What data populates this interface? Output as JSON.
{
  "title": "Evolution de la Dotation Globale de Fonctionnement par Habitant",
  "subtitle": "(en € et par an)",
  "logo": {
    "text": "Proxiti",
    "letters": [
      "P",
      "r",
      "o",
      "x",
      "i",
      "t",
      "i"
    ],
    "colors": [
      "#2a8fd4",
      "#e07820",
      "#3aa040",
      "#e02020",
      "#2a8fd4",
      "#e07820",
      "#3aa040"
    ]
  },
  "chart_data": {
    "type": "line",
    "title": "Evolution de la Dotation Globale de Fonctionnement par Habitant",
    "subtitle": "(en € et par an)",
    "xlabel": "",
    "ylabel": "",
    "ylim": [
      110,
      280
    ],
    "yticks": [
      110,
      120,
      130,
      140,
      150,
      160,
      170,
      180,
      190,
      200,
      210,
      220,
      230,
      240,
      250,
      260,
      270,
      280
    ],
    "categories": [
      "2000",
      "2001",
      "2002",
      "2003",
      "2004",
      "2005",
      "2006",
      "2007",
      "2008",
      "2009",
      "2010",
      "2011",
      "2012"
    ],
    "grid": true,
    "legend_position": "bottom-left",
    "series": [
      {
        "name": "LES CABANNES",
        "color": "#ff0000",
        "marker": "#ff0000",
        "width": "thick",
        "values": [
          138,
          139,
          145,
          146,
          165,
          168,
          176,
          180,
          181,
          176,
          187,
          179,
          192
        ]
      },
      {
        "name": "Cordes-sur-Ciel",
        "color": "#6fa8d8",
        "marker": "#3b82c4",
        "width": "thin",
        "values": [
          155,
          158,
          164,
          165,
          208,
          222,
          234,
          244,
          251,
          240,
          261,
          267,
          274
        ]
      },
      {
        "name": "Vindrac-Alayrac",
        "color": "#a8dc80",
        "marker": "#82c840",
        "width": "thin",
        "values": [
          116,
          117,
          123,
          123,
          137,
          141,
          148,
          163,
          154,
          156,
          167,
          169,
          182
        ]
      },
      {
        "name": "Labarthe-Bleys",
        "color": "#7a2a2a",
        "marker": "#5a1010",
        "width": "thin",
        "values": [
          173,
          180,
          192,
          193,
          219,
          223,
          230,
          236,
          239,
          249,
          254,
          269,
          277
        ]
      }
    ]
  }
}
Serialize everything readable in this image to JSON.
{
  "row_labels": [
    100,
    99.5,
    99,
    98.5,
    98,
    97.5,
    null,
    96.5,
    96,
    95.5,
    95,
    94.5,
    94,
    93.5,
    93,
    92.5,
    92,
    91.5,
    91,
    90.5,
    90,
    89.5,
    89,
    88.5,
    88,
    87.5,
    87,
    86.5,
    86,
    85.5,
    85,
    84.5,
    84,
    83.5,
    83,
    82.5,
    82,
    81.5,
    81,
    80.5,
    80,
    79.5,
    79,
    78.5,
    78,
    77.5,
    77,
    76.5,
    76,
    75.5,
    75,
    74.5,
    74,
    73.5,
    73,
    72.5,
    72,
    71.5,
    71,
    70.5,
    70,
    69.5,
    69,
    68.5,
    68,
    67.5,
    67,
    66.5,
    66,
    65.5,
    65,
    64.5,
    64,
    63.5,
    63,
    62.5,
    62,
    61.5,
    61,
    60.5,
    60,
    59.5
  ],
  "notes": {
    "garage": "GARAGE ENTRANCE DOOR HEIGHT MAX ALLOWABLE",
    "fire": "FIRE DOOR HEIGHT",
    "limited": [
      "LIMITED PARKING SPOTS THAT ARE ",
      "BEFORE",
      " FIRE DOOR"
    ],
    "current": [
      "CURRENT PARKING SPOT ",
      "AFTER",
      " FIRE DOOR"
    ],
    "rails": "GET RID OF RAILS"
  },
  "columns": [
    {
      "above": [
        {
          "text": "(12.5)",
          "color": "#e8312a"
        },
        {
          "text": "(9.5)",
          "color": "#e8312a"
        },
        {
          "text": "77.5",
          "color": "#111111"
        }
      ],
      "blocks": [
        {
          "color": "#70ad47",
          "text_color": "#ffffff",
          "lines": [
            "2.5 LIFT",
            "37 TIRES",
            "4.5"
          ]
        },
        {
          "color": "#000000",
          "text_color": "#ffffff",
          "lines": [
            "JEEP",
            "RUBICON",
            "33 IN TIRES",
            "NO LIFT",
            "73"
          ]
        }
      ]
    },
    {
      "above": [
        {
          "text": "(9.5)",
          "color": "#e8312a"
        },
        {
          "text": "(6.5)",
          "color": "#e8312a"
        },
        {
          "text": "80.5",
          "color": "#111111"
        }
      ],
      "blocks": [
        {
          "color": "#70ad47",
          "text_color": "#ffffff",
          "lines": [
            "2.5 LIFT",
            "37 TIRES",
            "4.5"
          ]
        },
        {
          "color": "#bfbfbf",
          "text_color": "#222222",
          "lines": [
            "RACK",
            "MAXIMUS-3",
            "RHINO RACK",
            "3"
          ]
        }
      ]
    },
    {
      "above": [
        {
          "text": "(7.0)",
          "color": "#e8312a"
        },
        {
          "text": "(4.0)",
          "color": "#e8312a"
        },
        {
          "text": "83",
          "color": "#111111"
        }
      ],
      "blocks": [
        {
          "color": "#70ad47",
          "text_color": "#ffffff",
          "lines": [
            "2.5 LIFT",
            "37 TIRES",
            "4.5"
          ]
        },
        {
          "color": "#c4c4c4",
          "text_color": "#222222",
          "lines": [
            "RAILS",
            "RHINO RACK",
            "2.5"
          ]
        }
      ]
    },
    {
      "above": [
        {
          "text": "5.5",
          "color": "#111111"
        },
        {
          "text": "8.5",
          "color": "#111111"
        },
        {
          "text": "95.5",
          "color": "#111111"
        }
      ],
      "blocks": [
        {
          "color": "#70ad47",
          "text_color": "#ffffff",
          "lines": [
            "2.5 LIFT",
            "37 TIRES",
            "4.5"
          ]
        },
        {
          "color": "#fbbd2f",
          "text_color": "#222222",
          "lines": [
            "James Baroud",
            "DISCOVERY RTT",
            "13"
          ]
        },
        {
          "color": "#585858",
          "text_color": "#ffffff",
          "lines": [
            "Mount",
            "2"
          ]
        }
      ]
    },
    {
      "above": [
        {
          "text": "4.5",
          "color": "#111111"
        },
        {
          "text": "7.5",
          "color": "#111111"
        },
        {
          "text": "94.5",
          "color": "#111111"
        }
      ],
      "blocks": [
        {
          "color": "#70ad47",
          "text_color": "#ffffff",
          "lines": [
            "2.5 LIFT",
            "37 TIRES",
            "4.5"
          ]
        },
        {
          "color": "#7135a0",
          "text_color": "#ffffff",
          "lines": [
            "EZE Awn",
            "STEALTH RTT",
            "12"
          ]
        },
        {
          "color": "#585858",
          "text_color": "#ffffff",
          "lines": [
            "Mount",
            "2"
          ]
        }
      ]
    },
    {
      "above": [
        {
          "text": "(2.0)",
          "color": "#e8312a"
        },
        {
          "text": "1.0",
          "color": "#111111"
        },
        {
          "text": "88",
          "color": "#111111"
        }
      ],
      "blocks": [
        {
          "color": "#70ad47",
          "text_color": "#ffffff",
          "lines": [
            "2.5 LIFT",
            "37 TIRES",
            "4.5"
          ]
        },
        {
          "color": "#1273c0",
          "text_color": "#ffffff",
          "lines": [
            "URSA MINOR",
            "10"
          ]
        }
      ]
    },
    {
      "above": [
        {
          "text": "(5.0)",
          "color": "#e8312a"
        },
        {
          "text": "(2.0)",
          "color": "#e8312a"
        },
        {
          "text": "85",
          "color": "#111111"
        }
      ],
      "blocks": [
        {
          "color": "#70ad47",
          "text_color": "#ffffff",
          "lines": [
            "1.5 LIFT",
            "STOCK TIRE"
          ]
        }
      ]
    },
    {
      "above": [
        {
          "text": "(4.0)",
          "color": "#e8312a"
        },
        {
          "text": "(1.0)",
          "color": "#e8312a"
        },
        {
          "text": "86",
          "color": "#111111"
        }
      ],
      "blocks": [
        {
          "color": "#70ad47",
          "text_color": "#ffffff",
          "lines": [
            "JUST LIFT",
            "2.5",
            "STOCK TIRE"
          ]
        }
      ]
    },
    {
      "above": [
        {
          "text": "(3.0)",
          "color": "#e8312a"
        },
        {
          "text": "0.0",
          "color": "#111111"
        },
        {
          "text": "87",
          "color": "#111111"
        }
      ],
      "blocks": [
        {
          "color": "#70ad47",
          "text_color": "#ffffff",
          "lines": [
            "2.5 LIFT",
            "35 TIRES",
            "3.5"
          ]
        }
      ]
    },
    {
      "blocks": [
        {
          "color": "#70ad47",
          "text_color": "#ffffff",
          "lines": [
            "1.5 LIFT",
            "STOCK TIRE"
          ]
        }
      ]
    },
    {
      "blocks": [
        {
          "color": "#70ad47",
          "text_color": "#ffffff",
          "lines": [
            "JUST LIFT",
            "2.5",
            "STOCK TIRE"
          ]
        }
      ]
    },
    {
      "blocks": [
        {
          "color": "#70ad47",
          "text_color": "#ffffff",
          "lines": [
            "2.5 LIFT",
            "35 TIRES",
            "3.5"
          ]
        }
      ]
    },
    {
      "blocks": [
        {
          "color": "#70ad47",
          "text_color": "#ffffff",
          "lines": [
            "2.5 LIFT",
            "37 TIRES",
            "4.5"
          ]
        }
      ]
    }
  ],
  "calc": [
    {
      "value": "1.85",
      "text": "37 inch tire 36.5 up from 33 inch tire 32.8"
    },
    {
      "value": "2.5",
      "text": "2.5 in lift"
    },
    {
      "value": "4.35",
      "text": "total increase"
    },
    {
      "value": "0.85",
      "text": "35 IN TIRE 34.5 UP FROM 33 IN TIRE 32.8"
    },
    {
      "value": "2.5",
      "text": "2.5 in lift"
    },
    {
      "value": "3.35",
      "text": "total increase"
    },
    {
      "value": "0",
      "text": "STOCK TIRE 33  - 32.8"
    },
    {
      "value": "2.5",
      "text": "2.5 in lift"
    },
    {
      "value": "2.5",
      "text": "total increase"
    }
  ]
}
_ _ _ _
§ EXERCISE BRIEF
Select all lines in the listing above where the word "JSON" appears, and show them.

§ IN RESPONSE
What data populates this interface? Output as JSON.
Serialize everything readable in this image to JSON.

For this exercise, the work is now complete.